→ What you need to do
What number of lines hold the word "быть"? State that number and nothing besides.
** Begin **
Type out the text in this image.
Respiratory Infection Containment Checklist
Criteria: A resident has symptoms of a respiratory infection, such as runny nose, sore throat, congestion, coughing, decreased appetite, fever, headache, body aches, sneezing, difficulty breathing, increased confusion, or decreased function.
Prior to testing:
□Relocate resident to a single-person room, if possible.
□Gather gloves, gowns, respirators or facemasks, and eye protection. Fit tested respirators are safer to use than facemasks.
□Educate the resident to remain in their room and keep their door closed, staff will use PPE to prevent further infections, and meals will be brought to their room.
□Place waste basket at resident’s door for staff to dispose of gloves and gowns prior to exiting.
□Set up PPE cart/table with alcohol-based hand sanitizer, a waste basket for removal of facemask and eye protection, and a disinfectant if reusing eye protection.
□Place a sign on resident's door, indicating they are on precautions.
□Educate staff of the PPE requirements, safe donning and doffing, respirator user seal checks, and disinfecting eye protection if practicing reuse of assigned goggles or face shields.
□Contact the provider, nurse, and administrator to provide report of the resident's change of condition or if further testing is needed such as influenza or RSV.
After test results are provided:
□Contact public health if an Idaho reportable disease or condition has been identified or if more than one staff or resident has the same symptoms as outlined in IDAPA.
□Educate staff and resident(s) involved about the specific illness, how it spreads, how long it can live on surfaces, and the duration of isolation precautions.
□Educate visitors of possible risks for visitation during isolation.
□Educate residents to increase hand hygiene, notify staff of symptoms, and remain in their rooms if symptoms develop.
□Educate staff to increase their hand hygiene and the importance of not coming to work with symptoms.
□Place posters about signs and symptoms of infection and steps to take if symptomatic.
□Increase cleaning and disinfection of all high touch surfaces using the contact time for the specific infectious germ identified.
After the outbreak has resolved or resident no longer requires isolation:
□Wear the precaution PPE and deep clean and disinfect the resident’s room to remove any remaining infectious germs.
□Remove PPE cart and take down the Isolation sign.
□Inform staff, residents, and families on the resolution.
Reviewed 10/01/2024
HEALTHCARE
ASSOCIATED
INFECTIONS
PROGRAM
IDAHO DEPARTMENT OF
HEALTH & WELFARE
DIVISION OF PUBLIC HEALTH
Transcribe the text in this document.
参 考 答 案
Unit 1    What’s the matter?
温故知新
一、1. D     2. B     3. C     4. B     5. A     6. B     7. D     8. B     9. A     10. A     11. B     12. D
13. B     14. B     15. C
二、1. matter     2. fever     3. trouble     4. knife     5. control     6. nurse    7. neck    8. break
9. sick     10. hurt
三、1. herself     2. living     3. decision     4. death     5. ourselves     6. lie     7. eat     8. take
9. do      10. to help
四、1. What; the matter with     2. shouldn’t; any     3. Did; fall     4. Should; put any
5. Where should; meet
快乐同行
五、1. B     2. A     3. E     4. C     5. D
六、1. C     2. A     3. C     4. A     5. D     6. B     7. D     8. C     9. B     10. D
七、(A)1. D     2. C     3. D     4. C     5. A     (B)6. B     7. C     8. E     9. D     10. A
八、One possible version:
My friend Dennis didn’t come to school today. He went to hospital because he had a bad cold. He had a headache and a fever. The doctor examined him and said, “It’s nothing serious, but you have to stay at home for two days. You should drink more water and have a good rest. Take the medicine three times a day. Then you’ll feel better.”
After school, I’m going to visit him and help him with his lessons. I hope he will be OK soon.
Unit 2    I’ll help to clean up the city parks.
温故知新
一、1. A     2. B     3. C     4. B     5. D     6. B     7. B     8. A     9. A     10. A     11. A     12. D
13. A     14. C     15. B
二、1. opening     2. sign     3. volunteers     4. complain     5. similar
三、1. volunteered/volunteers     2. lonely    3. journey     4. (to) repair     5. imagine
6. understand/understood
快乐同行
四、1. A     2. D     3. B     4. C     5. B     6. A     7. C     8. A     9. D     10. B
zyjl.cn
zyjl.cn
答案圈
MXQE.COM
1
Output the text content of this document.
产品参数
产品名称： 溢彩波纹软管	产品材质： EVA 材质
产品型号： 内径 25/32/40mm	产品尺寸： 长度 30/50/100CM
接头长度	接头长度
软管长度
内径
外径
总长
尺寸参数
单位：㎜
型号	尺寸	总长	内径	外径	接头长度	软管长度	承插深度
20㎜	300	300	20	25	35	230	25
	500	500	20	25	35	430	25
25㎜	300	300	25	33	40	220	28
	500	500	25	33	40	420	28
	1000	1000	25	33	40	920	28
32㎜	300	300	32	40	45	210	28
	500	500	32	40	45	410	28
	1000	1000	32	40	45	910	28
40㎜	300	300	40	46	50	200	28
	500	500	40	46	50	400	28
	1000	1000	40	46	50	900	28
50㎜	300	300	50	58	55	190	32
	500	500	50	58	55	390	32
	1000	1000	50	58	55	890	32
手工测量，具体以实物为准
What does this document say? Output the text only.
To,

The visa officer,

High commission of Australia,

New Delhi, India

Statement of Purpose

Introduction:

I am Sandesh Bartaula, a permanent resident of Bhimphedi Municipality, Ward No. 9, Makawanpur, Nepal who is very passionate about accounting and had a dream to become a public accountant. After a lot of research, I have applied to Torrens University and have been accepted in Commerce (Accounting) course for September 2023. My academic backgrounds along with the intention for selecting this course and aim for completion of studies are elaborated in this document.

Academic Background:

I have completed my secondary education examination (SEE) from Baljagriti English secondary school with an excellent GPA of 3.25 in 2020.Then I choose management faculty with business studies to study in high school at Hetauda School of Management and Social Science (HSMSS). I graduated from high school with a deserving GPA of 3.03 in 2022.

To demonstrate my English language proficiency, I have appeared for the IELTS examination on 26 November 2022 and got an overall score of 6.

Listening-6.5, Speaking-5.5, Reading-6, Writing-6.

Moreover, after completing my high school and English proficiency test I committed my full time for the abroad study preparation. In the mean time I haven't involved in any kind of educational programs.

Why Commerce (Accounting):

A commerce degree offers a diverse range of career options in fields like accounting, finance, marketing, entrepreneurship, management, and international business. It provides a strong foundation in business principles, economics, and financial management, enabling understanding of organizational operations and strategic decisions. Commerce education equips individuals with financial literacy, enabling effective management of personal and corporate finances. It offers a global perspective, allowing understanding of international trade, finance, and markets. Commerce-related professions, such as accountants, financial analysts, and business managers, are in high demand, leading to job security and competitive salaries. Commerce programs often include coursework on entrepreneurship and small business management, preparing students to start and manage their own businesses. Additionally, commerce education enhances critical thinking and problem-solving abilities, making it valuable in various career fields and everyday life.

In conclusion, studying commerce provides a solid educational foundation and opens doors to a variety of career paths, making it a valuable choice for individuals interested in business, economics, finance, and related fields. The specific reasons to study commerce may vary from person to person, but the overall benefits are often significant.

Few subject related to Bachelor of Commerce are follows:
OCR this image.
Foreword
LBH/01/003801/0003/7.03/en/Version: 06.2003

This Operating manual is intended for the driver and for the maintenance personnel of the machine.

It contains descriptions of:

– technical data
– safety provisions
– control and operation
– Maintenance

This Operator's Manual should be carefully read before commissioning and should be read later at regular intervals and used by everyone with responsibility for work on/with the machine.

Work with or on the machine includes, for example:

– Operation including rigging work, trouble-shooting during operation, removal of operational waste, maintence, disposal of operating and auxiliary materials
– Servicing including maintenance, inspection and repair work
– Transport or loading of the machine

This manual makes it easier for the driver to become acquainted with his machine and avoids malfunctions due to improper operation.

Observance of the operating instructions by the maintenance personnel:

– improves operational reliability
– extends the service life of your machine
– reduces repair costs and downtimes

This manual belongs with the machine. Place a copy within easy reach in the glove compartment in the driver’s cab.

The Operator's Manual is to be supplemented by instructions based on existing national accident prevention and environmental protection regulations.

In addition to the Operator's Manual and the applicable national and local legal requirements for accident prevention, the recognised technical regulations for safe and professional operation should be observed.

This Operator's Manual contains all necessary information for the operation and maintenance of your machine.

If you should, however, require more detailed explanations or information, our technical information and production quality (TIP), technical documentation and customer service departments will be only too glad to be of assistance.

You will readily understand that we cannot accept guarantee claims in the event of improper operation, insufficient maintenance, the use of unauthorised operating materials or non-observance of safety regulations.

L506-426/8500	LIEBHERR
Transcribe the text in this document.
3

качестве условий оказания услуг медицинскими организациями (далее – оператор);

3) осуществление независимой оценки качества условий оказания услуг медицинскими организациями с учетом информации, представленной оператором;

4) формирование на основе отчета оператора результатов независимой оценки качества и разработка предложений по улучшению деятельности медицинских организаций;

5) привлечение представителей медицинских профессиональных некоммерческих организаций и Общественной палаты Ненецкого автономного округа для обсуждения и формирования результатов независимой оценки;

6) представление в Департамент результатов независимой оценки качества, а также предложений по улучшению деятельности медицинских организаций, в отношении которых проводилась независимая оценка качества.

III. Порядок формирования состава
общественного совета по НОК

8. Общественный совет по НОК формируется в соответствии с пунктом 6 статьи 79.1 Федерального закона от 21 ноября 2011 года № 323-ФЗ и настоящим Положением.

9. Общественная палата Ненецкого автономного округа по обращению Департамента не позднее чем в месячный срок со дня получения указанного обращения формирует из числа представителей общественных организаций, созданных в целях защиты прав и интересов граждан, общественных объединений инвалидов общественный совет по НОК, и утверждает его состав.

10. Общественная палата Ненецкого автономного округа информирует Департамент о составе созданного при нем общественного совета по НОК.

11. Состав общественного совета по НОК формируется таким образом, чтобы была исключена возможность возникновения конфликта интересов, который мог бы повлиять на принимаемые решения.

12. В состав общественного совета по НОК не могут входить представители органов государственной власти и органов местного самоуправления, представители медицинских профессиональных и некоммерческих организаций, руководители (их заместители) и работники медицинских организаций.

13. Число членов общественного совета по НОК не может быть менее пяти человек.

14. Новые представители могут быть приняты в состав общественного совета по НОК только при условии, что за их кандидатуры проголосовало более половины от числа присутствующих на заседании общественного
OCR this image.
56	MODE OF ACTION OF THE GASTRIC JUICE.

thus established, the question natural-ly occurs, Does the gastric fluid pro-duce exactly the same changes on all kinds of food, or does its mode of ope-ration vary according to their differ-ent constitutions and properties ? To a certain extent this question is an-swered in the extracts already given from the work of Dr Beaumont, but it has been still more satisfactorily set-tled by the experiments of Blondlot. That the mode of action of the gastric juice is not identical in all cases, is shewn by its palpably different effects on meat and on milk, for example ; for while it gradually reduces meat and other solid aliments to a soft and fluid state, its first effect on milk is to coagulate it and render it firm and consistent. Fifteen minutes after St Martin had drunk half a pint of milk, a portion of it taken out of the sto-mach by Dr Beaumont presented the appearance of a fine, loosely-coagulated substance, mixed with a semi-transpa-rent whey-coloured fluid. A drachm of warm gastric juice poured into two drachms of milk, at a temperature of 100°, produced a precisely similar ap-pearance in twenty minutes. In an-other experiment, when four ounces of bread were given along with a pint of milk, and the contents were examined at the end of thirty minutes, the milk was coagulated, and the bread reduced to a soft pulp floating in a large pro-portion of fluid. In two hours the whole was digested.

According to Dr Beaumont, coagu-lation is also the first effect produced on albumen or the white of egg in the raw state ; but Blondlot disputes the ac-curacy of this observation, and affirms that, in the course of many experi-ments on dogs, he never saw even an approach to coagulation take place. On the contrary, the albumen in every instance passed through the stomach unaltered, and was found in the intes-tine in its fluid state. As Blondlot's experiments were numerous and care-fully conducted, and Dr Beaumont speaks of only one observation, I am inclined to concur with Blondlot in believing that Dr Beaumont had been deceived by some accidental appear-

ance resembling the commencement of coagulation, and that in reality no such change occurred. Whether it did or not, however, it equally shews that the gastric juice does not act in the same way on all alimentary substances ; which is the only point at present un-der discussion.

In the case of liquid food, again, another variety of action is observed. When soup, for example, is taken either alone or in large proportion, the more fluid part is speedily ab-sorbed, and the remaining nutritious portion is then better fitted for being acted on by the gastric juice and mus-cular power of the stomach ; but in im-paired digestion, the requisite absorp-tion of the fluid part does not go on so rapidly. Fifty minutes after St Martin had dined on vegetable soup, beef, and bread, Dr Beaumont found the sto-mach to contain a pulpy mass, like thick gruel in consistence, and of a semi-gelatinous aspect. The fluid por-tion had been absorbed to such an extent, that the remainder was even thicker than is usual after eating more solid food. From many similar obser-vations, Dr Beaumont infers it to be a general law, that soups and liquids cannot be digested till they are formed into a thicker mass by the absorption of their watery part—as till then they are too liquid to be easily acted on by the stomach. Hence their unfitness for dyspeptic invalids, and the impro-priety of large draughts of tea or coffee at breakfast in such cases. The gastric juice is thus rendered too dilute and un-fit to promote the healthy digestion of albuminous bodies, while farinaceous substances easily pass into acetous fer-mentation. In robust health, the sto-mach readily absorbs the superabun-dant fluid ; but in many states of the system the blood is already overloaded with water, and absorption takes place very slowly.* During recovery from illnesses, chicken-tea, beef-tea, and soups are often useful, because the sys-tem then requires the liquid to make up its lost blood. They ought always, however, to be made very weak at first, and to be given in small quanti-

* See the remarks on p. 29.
** End **
→ Result
2